Task directions: According to the Bao excerpt, why did Bao's prediction for the query change when the query plan, cost estimates, and cardinality estimates remained the same?

Page:
____________

Bao's prediction for the query changed, even though the query plan, cost estimates, and cardinality estimates are all the same as before! This is because the buffer pool has changed states: after the execution of the SELECT query, more data relevant to this query has been cached, so Bao predicts that it will execute faster.

Of course, predictions are exactly that -- predictions. While Bao's value model should get better over time, these predictions should be used as advice, and have no bounds whatsoever (although Bao will never predict a negative query runtime).

Let's look at q1 from our sample workload. You can copy and paste the below statement to see the EXPLAIN output.

EXPLAIN SELECT COUNT(*) FROM title as t, kind_type as kt, info_type as it1, movie_info as mi1, cast_info as ci, role_type as rt, name as n, movie_keyword as mk, keyword as k, movie_companies as mc, company_type as ct, company_name as cn WHERE t.id = ci.movie_id AND t.id = mc.movie_id AND t.id = mi1.movie_id AND t.id = mk.movie_id AND mc.company_type_id = ct.id AND mc.company_id = cn.id AND k.id = mk.keyword_id AND mi1.info_type_id = it1.id AND t.kind_id = kt.id AND ci.person_id = n.id AND ci.role_id = rt.id AND (it1.id IN ('7')) AND (mi1.info in ('MET:','OFM:35 mm','PCS:Digital Intermediate','PFM:35 mm','PFM:Video','RAT:1.33 : 1','RAT:1.37 : 1')) AND (kt.kind in ('episode','movie','tv movie')) AND (rt.role in ('actor','actress')) AND (n.gender in ('f','m') OR n.gender IS NULL) AND (n.name_pcode_cf in ('A5362','J5252','R1632','R2632','W4525')) AND (t.production_year <= 2015) AND (t.production_year >= 1925) AND (cn.name in ('Fox Network','Independent Television (ITV)','Metro-Goldwyn-Mayer (MGM)','National Broadcasting Company (NBC)','Paramount Pictures','Shout! Factory','Sony Pictures Home Entertainment','Universal Pictures','Universal TV')) AND (ct.kind in ('distributors','production companies'));

This should result in something like this:

imdb=# EXPLAIN SELECT COUNT(*) FROM title as t, kind_type as kt, info_type as it1, movie_info as mi1, cast_info as ci, role_type as rt, name as n, movie_keyword as mk, keyword as k, movie_companies as mc, company_type as ct, company_name as cn WHERE t.id = ci.movie_id AND t.id = mc.movie_id AND t.id = mi1.movie_id AND t.id = mk.movie_id AND mc.company_type_id = ct.id AND mc.company_id = cn.id AND k.id = mk.keyword_id AND mi1.info_type_id = it1.id AND t.kind_id = kt.id AND ci.person_id = n.id AND ci.role_id = rt.id AND (it1.id IN ('7')) AND (mi1.info in ('MET:','OFM:35 mm','PCS:Digital Intermediate','PFM:35 mm','PFM:Video','RAT:1.33 : 1','RAT:1.37 : 1')) AND (kt.kind in ('episode','movie','tv movie')) AND (rt.role in ('actor','actress')) AND (n.gender in ('f','m') OR n.gender IS NULL) AND (n.name_pcode_cf in ('A5362','J5252','R1632','R2632','W4525')) AND (t.production_year <= 2015) AND (t.production_year >= 1925) AND (cn.name in ('Fox Network','Independent Television (ITV)','Metro-Goldwyn-Mayer (MGM)','National Broadcasting Company (NBC)','Paramount Pictures','Shout! Factory','Sony Pictures Home Entertainment','Universal Pictures','Universal TV')) AND (ct.kind in ('distributors','production companies'));


                               QUERY PLAN                                                                                                                  
----------------------------------------------------------------------
------------------------------------------------------------------------------------------------------------------
 Bao prediction: 74053.945 ms
 Bao recommended hint: SET enable_nestloop TO off; 
 Aggregate  (cost=9644.44..9644.45 rows=1 width=8)

____________

Data excerpt:
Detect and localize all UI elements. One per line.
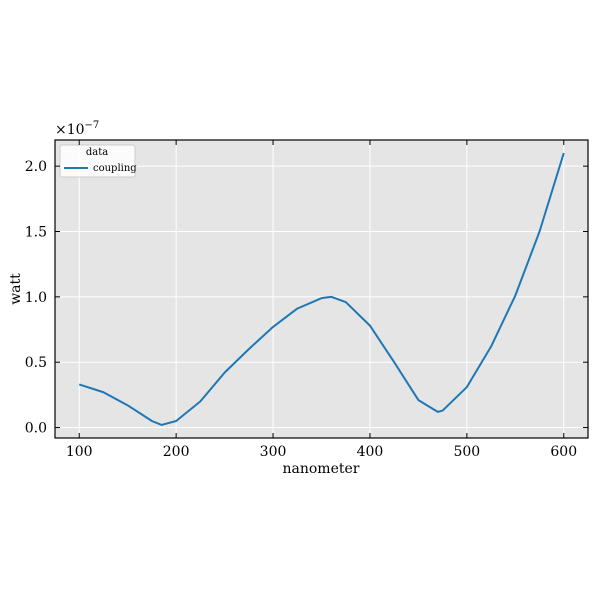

____________

Exercise response: The buffer pool had changed states: after the SELECT query executed, more data relevant to the query had been cached, so Bao predicted faster execution.